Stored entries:
%%

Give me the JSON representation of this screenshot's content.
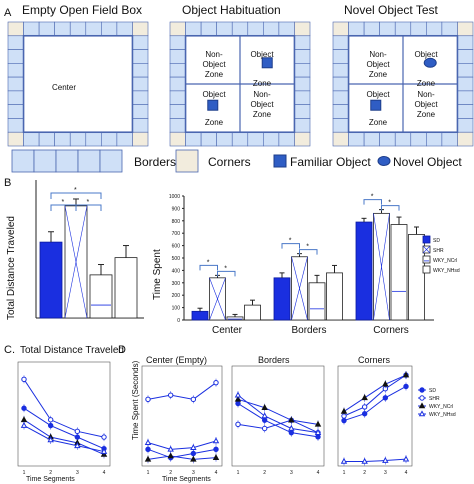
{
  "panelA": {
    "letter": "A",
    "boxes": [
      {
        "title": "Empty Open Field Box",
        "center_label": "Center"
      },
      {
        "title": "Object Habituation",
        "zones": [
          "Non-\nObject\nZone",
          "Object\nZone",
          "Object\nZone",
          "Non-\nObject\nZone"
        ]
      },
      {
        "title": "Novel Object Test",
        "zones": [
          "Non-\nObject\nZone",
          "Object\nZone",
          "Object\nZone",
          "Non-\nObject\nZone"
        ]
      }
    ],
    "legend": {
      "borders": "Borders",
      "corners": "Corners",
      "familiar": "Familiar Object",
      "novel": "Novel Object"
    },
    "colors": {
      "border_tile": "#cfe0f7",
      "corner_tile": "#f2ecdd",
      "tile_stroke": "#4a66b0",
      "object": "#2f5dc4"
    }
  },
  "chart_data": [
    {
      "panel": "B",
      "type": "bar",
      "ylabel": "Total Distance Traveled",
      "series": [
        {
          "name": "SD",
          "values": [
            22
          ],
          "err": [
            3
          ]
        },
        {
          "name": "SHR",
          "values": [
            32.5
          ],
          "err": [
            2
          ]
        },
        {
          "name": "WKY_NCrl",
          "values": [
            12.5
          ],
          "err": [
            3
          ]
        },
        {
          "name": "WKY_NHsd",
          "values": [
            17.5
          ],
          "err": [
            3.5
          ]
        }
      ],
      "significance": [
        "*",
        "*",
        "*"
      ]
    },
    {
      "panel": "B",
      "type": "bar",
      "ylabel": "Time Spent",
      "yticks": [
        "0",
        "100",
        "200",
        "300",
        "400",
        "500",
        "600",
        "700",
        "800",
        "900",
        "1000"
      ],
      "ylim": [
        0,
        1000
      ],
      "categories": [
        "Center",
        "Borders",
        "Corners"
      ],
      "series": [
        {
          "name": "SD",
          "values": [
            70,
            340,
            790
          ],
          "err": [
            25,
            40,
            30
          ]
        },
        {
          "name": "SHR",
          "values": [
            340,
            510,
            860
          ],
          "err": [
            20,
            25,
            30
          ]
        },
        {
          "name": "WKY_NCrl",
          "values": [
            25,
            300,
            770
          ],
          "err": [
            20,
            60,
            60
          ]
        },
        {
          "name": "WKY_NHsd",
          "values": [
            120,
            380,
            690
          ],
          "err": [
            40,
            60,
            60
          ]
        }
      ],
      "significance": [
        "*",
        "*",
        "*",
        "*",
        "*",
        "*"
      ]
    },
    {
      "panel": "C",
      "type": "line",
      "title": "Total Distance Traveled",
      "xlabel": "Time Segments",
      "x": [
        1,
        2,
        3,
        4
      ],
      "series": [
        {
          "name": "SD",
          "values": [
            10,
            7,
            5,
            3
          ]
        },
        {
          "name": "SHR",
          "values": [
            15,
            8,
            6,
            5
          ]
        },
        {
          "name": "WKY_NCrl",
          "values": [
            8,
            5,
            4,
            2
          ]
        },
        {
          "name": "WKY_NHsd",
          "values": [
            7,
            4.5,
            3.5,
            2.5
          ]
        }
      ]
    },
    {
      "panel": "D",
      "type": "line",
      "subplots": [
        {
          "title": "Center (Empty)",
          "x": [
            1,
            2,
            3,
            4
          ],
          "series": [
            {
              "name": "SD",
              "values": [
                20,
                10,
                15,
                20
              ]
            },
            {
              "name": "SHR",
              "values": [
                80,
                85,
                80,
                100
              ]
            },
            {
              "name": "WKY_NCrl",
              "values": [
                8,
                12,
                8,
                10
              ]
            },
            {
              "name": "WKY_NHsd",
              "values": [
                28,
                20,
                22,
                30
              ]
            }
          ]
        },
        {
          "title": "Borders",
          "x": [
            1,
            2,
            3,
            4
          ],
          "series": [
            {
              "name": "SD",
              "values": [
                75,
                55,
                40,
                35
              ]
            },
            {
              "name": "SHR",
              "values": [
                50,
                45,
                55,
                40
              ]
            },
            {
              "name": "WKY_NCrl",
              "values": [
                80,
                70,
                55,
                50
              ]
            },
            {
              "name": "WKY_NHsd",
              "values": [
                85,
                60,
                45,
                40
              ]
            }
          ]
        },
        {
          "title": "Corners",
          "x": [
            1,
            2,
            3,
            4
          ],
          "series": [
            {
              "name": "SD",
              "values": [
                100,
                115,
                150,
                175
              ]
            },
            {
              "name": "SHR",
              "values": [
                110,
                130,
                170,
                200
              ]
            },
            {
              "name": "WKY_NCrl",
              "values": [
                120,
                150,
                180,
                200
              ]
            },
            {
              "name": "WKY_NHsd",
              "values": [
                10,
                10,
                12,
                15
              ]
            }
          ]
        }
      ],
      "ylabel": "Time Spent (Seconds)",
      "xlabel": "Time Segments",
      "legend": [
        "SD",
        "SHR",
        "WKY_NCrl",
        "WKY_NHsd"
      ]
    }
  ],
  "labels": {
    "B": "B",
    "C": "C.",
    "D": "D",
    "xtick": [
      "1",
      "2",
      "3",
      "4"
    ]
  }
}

%%
%%

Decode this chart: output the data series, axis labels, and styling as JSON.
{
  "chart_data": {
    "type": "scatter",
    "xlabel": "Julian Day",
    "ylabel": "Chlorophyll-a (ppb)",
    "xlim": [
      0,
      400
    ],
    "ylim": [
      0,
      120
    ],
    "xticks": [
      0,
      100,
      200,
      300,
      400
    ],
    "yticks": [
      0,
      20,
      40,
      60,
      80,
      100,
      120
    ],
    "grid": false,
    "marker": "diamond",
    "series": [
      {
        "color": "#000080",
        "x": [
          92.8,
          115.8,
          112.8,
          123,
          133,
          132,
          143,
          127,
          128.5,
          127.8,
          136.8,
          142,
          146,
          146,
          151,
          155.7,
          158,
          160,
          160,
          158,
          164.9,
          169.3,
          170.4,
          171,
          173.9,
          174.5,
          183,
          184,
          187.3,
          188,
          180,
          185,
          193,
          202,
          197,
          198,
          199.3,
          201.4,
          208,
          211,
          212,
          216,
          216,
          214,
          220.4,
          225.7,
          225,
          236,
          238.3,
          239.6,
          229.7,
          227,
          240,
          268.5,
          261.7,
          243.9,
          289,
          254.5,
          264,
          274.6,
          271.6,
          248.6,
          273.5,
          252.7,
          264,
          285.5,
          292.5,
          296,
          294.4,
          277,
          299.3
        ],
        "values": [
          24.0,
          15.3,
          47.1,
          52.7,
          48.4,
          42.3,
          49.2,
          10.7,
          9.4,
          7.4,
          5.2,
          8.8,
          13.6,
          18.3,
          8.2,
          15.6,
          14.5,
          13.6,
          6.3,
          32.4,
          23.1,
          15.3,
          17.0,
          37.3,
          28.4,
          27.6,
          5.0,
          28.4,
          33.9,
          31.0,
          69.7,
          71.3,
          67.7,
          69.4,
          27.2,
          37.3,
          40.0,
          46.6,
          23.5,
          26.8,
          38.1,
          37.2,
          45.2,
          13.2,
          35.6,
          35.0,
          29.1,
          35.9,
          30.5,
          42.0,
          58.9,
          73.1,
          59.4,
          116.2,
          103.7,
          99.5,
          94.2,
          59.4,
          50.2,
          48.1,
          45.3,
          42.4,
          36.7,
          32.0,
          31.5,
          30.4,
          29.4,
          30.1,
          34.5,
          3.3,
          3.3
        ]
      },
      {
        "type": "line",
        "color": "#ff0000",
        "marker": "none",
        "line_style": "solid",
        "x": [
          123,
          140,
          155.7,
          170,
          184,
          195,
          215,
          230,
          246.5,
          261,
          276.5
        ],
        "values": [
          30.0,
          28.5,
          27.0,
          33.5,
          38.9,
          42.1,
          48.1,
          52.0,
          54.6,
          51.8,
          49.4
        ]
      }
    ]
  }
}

%%

[Short exercise]:
Which lines in the listing above hold the word "Borders"? Show each of them.

[Result of this task]:
      "borders": "Borders",
        "Borders",
          "title": "Borders",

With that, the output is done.